--- begin Provided data ---
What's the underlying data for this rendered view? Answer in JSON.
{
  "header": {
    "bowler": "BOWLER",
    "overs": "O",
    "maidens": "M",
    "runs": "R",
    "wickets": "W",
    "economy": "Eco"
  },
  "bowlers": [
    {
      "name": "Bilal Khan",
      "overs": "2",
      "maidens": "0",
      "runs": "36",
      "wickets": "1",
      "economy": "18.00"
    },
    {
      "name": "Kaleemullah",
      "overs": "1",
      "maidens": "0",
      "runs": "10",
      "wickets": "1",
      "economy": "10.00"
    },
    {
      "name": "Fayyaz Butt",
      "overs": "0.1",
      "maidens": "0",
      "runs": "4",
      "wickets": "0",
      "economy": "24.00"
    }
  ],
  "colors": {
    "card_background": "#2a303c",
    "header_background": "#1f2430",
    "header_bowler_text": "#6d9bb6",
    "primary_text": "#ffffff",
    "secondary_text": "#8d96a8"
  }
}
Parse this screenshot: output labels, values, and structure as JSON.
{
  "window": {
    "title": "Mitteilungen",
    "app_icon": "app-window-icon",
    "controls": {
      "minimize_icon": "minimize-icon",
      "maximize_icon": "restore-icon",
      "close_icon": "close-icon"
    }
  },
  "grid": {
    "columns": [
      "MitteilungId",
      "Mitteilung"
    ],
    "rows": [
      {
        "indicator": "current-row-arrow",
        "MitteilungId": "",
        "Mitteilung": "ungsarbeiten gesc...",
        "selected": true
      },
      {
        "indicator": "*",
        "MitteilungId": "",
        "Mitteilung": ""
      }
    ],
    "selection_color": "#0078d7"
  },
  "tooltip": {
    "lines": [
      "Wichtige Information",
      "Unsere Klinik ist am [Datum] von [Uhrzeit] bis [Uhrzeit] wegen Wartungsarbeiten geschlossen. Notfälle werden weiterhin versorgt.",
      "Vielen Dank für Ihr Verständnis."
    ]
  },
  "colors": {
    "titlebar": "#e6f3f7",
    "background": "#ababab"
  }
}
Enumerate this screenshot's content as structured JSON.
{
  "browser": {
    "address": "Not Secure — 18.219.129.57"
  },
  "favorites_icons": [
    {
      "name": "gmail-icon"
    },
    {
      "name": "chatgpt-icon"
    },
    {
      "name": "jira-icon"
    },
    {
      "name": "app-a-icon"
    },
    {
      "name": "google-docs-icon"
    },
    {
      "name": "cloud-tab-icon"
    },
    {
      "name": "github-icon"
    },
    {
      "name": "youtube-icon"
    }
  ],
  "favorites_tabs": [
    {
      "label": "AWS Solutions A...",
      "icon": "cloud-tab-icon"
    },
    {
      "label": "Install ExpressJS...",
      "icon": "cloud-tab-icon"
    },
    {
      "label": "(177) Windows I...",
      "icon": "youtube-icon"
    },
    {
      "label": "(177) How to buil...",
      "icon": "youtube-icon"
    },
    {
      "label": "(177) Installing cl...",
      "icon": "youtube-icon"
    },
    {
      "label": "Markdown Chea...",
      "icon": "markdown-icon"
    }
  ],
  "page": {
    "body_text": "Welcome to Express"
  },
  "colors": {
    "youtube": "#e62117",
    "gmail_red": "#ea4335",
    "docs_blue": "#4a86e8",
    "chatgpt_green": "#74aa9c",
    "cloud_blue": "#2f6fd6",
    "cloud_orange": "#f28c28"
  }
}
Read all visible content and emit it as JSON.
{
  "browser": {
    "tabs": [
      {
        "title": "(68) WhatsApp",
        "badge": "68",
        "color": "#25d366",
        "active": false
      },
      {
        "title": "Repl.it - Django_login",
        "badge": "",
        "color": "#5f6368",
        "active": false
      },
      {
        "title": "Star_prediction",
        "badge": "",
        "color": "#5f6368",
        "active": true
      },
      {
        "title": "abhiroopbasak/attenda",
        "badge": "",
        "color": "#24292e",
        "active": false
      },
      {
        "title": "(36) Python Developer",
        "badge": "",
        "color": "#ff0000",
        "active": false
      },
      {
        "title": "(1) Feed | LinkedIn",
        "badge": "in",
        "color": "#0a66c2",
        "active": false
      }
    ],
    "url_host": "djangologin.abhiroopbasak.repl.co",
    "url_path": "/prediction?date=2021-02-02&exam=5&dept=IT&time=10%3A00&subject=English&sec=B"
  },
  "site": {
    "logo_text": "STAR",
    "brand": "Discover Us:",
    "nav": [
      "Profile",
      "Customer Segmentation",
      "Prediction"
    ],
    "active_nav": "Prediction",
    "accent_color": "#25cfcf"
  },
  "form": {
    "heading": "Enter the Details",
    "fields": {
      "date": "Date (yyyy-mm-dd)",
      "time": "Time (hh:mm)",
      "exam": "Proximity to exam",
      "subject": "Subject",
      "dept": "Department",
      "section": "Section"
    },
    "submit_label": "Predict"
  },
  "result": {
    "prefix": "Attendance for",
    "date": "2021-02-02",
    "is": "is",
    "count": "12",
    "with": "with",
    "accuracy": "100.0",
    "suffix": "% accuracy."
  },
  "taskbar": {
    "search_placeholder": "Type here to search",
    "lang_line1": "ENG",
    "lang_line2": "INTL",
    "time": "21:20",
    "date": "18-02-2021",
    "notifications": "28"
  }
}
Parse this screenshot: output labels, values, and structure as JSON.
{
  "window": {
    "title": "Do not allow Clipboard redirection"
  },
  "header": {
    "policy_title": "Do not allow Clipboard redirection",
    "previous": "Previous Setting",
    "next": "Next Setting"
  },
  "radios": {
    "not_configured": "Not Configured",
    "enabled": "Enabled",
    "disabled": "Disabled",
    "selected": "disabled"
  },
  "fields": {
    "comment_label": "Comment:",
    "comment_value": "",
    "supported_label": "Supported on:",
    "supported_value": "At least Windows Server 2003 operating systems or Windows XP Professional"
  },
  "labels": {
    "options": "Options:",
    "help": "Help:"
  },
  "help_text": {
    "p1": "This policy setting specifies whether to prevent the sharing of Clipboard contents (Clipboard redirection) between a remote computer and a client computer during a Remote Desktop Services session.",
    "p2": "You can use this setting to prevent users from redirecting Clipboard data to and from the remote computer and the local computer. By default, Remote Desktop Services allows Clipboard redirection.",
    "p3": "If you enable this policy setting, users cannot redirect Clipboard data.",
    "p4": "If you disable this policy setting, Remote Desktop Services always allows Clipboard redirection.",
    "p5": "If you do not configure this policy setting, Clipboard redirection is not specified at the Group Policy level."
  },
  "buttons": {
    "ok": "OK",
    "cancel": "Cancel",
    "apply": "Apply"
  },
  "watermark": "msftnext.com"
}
--- end Provided data ---
■ Requirement ■
Each of the records should be retyped exactly.

■ Exercise answer ■
What's the underlying data for this rendered view? Answer in JSON.
{
  "header": {
    "bowler": "BOWLER",
    "overs": "O",
    "maidens": "M",
    "runs": "R",
    "wickets": "W",
    "economy": "Eco"
  },
  "bowlers": [
    {
      "name": "Bilal Khan",
      "overs": "2",
      "maidens": "0",
      "runs": "36",
      "wickets": "1",
      "economy": "18.00"
    },
    {
      "name": "Kaleemullah",
      "overs": "1",
      "maidens": "0",
      "runs": "10",
      "wickets": "1",
      "economy": "10.00"
    },
    {
      "name": "Fayyaz Butt",
      "overs": "0.1",
      "maidens": "0",
      "runs": "4",
      "wickets": "0",
      "economy": "24.00"
    }
  ],
  "colors": {
    "card_background": "#2a303c",
    "header_background": "#1f2430",
    "header_bowler_text": "#6d9bb6",
    "primary_text": "#ffffff",
    "secondary_text": "#8d96a8"
  }
}
Parse this screenshot: output labels, values, and structure as JSON.
{
  "window": {
    "title": "Mitteilungen",
    "app_icon": "app-window-icon",
    "controls": {
      "minimize_icon": "minimize-icon",
      "maximize_icon": "restore-icon",
      "close_icon": "close-icon"
    }
  },
  "grid": {
    "columns": [
      "MitteilungId",
      "Mitteilung"
    ],
    "rows": [
      {
        "indicator": "current-row-arrow",
        "MitteilungId": "",
        "Mitteilung": "ungsarbeiten gesc...",
        "selected": true
      },
      {
        "indicator": "*",
        "MitteilungId": "",
        "Mitteilung": ""
      }
    ],
    "selection_color": "#0078d7"
  },
  "tooltip": {
    "lines": [
      "Wichtige Information",
      "Unsere Klinik ist am [Datum] von [Uhrzeit] bis [Uhrzeit] wegen Wartungsarbeiten geschlossen. Notfälle werden weiterhin versorgt.",
      "Vielen Dank für Ihr Verständnis."
    ]
  },
  "colors": {
    "titlebar": "#e6f3f7",
    "background": "#ababab"
  }
}
Enumerate this screenshot's content as structured JSON.
{
  "browser": {
    "address": "Not Secure — 18.219.129.57"
  },
  "favorites_icons": [
    {
      "name": "gmail-icon"
    },
    {
      "name": "chatgpt-icon"
    },
    {
      "name": "jira-icon"
    },
    {
      "name": "app-a-icon"
    },
    {
      "name": "google-docs-icon"
    },
    {
      "name": "cloud-tab-icon"
    },
    {
      "name": "github-icon"
    },
    {
      "name": "youtube-icon"
    }
  ],
  "favorites_tabs": [
    {
      "label": "AWS Solutions A...",
      "icon": "cloud-tab-icon"
    },
    {
      "label": "Install ExpressJS...",
      "icon": "cloud-tab-icon"
    },
    {
      "label": "(177) Windows I...",
      "icon": "youtube-icon"
    },
    {
      "label": "(177) How to buil...",
      "icon": "youtube-icon"
    },
    {
      "label": "(177) Installing cl...",
      "icon": "youtube-icon"
    },
    {
      "label": "Markdown Chea...",
      "icon": "markdown-icon"
    }
  ],
  "page": {
    "body_text": "Welcome to Express"
  },
  "colors": {
    "youtube": "#e62117",
    "gmail_red": "#ea4335",
    "docs_blue": "#4a86e8",
    "chatgpt_green": "#74aa9c",
    "cloud_blue": "#2f6fd6",
    "cloud_orange": "#f28c28"
  }
}
Read all visible content and emit it as JSON.
{
  "browser": {
    "tabs": [
      {
        "title": "(68) WhatsApp",
        "badge": "68",
        "color": "#25d366",
        "active": false
      },
      {
        "title": "Repl.it - Django_login",
        "badge": "",
        "color": "#5f6368",
        "active": false
      },
      {
        "title": "Star_prediction",
        "badge": "",
        "color": "#5f6368",
        "active": true
      },
      {
        "title": "abhiroopbasak/attenda",
        "badge": "",
        "color": "#24292e",
        "active": false
      },
      {
        "title": "(36) Python Developer",
        "badge": "",
        "color": "#ff0000",
        "active": false
      },
      {
        "title": "(1) Feed | LinkedIn",
        "badge": "in",
        "color": "#0a66c2",
        "active": false
      }
    ],
    "url_host": "djangologin.abhiroopbasak.repl.co",
    "url_path": "/prediction?date=2021-02-02&exam=5&dept=IT&time=10%3A00&subject=English&sec=B"
  },
  "site": {
    "logo_text": "STAR",
    "brand": "Discover Us:",
    "nav": [
      "Profile",
      "Customer Segmentation",
      "Prediction"
    ],
    "active_nav": "Prediction",
    "accent_color": "#25cfcf"
  },
  "form": {
    "heading": "Enter the Details",
    "fields": {
      "date": "Date (yyyy-mm-dd)",
      "time": "Time (hh:mm)",
      "exam": "Proximity to exam",
      "subject": "Subject",
      "dept": "Department",
      "section": "Section"
    },
    "submit_label": "Predict"
  },
  "result": {
    "prefix": "Attendance for",
    "date": "2021-02-02",
    "is": "is",
    "count": "12",
    "with": "with",
    "accuracy": "100.0",
    "suffix": "% accuracy."
  },
  "taskbar": {
    "search_placeholder": "Type here to search",
    "lang_line1": "ENG",
    "lang_line2": "INTL",
    "time": "21:20",
    "date": "18-02-2021",
    "notifications": "28"
  }
}
Parse this screenshot: output labels, values, and structure as JSON.
{
  "window": {
    "title": "Do not allow Clipboard redirection"
  },
  "header": {
    "policy_title": "Do not allow Clipboard redirection",
    "previous": "Previous Setting",
    "next": "Next Setting"
  },
  "radios": {
    "not_configured": "Not Configured",
    "enabled": "Enabled",
    "disabled": "Disabled",
    "selected": "disabled"
  },
  "fields": {
    "comment_label": "Comment:",
    "comment_value": "",
    "supported_label": "Supported on:",
    "supported_value": "At least Windows Server 2003 operating systems or Windows XP Professional"
  },
  "labels": {
    "options": "Options:",
    "help": "Help:"
  },
  "help_text": {
    "p1": "This policy setting specifies whether to prevent the sharing of Clipboard contents (Clipboard redirection) between a remote computer and a client computer during a Remote Desktop Services session.",
    "p2": "You can use this setting to prevent users from redirecting Clipboard data to and from the remote computer and the local computer. By default, Remote Desktop Services allows Clipboard redirection.",
    "p3": "If you enable this policy setting, users cannot redirect Clipboard data.",
    "p4": "If you disable this policy setting, Remote Desktop Services always allows Clipboard redirection.",
    "p5": "If you do not configure this policy setting, Clipboard redirection is not specified at the Group Policy level."
  },
  "buttons": {
    "ok": "OK",
    "cancel": "Cancel",
    "apply": "Apply"
  },
  "watermark": "msftnext.com"
}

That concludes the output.